▸ TASK GOAL:
Go through the material and write it all out exactly, minus the pictures.

▸ DATASET ROWS:
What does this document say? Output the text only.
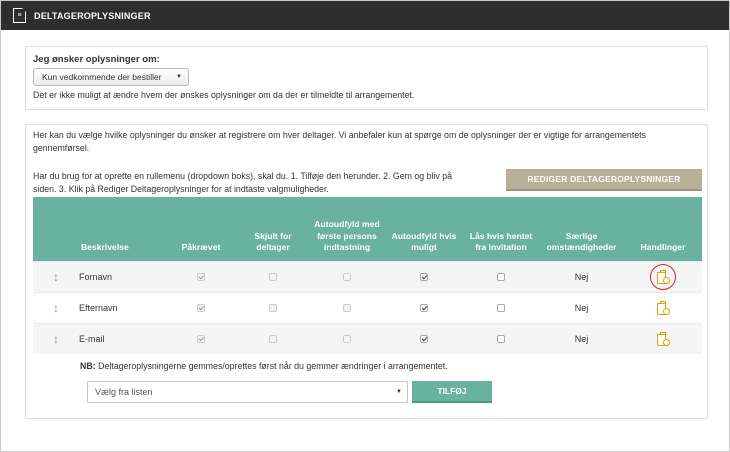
≡	DELTAGEROPLYSNINGER
Jeg ønsker oplysninger om:
Kun vedkommende der bestiller ▼
Det er ikke muligt at ændre hvem der ønskes oplysninger om da der er tilmeldte til arrangementet.
Her kan du vælge hvilke oplysninger du ønsker at registrere om hver deltager. Vi anbefaler kun at spørge om de oplysninger der er vigtige for arrangementets gennemførsel.
Har du brug for at oprette en rullemenu (dropdown boks), skal du. 1. Tilføje den herunder. 2. Gem og bliv på siden. 3. Klik på Rediger Deltageroplysninger for at indtaste valgmuligheder.
REDIGER DELTAGEROPLYSNINGER
	Beskrivelse	Påkrævet	Skjult for deltager	Autoudfyld med første persons indtastning	Autoudfyld hvis muligt	Lås hvis hentet fra invitation	Særlige omstændigheder	Handlinger
↕	Fornavn						Nej	

↕	Efternavn						Nej	

↕	E-mail						Nej	
NB: Deltageroplysningerne gemmes/oprettes først når du gemmer ændringer i arrangementet.
Vælg fra listen	▼	TILFØJ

▸ EXERCISE ANSWER:
What does this document say? Output the text only.
≡	DELTAGEROPLYSNINGER
Jeg ønsker oplysninger om:
Kun vedkommende der bestiller ▼
Det er ikke muligt at ændre hvem der ønskes oplysninger om da der er tilmeldte til arrangementet.
Her kan du vælge hvilke oplysninger du ønsker at registrere om hver deltager. Vi anbefaler kun at spørge om de oplysninger der er vigtige for arrangementets gennemførsel.
Har du brug for at oprette en rullemenu (dropdown boks), skal du. 1. Tilføje den herunder. 2. Gem og bliv på siden. 3. Klik på Rediger Deltageroplysninger for at indtaste valgmuligheder.
REDIGER DELTAGEROPLYSNINGER
	Beskrivelse	Påkrævet	Skjult for deltager	Autoudfyld med første persons indtastning	Autoudfyld hvis muligt	Lås hvis hentet fra invitation	Særlige omstændigheder	Handlinger
↕	Fornavn						Nej	

↕	Efternavn						Nej	

↕	E-mail						Nej	
NB: Deltageroplysningerne gemmes/oprettes først når du gemmer ændringer i arrangementet.
Vælg fra listen	▼	TILFØJ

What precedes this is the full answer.